§ **Task statement**:
Could you copy every line of the data that contains the word "equals"?

§ **Excerpted records**:
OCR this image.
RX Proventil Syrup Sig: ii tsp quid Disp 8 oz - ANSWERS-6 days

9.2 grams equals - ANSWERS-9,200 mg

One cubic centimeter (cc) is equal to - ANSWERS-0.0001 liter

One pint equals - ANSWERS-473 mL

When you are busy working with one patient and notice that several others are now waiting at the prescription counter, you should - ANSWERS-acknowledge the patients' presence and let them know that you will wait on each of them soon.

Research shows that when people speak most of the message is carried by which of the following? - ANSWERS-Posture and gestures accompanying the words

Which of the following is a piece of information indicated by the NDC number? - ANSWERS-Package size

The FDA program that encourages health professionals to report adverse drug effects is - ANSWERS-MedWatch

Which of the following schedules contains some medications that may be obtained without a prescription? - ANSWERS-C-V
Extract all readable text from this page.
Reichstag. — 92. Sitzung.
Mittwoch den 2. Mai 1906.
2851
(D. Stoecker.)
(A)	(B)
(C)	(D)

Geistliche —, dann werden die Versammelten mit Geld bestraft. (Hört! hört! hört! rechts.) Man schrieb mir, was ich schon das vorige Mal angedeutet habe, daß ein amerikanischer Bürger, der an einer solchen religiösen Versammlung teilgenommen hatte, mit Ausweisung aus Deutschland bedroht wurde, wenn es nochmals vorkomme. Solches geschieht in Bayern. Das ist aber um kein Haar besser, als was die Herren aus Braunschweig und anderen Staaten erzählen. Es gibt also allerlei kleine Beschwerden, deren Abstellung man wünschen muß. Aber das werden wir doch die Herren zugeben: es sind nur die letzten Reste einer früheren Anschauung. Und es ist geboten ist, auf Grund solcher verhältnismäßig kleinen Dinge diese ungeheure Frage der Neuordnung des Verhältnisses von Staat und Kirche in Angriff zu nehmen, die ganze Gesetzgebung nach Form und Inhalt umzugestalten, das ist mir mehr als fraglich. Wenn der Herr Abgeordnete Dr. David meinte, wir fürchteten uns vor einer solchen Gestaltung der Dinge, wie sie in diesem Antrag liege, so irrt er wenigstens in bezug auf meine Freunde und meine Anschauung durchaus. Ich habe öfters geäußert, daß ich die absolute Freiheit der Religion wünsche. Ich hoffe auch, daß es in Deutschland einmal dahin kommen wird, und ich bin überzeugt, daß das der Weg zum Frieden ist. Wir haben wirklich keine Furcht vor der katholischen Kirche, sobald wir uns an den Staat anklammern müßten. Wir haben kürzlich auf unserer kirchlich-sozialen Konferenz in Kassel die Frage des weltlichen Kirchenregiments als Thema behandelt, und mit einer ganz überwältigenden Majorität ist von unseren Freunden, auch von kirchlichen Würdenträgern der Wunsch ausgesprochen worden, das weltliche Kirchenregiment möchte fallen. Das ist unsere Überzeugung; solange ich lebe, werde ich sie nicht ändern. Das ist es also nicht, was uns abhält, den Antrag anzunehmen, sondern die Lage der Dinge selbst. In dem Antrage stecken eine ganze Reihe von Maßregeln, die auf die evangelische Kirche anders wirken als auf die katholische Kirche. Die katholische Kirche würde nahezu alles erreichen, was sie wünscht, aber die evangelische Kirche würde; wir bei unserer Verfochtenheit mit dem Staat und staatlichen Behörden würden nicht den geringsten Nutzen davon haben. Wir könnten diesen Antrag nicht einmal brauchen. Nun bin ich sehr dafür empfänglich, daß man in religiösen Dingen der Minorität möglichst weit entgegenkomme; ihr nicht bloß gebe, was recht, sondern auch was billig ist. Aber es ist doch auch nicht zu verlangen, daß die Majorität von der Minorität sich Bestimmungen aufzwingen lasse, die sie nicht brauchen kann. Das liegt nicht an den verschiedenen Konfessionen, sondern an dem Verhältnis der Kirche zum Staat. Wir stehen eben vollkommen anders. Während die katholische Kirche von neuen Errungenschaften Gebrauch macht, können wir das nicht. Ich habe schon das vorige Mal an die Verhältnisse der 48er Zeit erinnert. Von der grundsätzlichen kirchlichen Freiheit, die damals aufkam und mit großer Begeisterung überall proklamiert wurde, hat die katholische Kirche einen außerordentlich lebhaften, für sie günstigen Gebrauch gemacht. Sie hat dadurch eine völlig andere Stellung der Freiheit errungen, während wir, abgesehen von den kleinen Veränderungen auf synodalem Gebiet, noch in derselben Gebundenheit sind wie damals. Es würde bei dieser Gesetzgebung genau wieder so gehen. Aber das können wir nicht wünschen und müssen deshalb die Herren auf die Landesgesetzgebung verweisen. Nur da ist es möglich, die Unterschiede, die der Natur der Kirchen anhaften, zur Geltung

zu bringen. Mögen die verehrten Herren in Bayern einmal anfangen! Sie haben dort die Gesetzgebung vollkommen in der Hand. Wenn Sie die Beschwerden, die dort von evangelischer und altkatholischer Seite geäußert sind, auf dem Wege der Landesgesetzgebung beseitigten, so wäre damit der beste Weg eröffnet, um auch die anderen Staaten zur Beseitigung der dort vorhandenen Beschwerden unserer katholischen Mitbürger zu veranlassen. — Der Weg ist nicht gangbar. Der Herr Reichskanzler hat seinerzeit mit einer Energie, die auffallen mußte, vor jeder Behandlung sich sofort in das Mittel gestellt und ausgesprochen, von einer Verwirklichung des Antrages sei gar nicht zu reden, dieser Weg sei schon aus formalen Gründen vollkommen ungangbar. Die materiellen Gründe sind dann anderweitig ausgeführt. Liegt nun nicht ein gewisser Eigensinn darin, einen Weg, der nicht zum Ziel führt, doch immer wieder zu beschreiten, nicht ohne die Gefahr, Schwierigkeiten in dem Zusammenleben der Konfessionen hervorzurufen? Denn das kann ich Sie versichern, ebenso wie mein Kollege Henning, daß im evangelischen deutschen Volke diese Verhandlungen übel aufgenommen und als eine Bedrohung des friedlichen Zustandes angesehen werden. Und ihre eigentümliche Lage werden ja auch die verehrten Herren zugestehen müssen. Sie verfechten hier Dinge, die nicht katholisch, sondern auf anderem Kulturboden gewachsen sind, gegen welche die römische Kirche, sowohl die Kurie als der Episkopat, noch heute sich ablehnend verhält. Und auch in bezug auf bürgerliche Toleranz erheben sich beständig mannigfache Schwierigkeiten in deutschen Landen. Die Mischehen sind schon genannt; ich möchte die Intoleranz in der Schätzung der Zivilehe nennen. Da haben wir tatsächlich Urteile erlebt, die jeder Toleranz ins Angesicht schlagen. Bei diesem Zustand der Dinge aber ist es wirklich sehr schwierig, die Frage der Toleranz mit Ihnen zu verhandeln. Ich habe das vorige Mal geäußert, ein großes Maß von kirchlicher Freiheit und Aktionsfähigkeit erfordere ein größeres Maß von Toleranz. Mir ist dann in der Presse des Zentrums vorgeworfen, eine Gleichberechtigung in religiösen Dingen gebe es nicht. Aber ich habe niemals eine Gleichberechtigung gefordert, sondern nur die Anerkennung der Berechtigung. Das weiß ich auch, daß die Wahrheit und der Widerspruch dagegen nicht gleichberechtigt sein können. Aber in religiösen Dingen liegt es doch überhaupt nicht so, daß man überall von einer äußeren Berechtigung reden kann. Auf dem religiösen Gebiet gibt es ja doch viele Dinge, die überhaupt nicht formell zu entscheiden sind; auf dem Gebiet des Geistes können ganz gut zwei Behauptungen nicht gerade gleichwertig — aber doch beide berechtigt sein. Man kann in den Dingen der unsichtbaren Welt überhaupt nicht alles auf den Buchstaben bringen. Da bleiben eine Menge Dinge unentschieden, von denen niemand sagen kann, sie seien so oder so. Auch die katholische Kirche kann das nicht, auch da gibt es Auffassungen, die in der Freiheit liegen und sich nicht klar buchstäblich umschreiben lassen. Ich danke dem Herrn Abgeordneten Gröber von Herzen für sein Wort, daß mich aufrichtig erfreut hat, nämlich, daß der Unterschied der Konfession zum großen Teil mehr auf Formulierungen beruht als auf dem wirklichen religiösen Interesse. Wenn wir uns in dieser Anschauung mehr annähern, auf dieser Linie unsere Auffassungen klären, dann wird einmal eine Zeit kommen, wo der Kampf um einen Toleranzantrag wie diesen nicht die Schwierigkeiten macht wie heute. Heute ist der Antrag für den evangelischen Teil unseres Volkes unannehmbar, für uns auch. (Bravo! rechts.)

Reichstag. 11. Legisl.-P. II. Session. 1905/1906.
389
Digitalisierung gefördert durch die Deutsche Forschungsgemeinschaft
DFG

§ **Response to the task**:
9.2 grams equals - ANSWERS-9,200 mg
One pint equals - ANSWERS-473 mL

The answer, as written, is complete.